** START **

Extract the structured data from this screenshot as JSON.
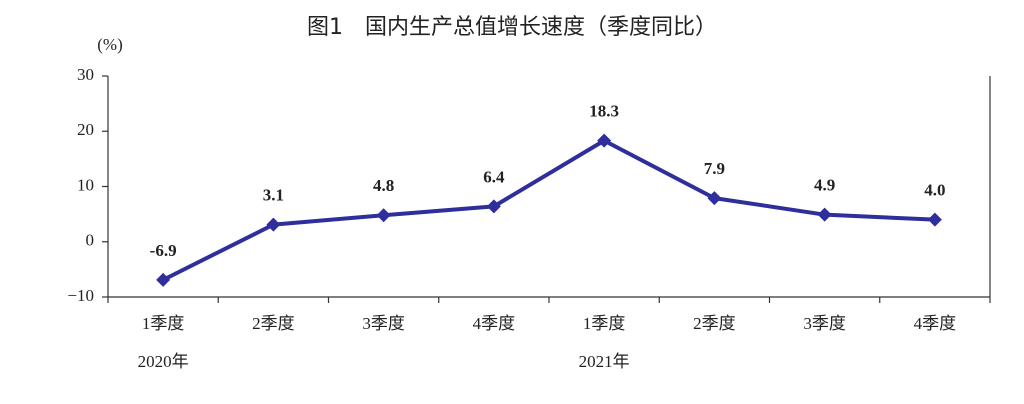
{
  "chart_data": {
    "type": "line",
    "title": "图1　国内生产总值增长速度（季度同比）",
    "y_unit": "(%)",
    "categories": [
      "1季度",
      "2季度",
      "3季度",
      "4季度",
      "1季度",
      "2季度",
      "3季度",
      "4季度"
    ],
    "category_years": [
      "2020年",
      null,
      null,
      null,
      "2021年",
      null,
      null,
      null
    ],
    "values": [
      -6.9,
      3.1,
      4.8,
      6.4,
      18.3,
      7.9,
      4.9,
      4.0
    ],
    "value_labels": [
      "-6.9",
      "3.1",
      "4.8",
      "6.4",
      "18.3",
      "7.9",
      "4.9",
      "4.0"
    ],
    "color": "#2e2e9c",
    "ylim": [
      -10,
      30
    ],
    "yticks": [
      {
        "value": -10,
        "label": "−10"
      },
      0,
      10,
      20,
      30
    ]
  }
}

** END **

Exercise objective: Without including the pictures, return each record above exactly as it stands.

Correct output:
Extract the structured data from this screenshot as JSON.
{
  "chart_data": {
    "type": "line",
    "title": "图1　国内生产总值增长速度（季度同比）",
    "y_unit": "(%)",
    "categories": [
      "1季度",
      "2季度",
      "3季度",
      "4季度",
      "1季度",
      "2季度",
      "3季度",
      "4季度"
    ],
    "category_years": [
      "2020年",
      null,
      null,
      null,
      "2021年",
      null,
      null,
      null
    ],
    "values": [
      -6.9,
      3.1,
      4.8,
      6.4,
      18.3,
      7.9,
      4.9,
      4.0
    ],
    "value_labels": [
      "-6.9",
      "3.1",
      "4.8",
      "6.4",
      "18.3",
      "7.9",
      "4.9",
      "4.0"
    ],
    "color": "#2e2e9c",
    "ylim": [
      -10,
      30
    ],
    "yticks": [
      {
        "value": -10,
        "label": "−10"
      },
      0,
      10,
      20,
      30
    ]
  }
}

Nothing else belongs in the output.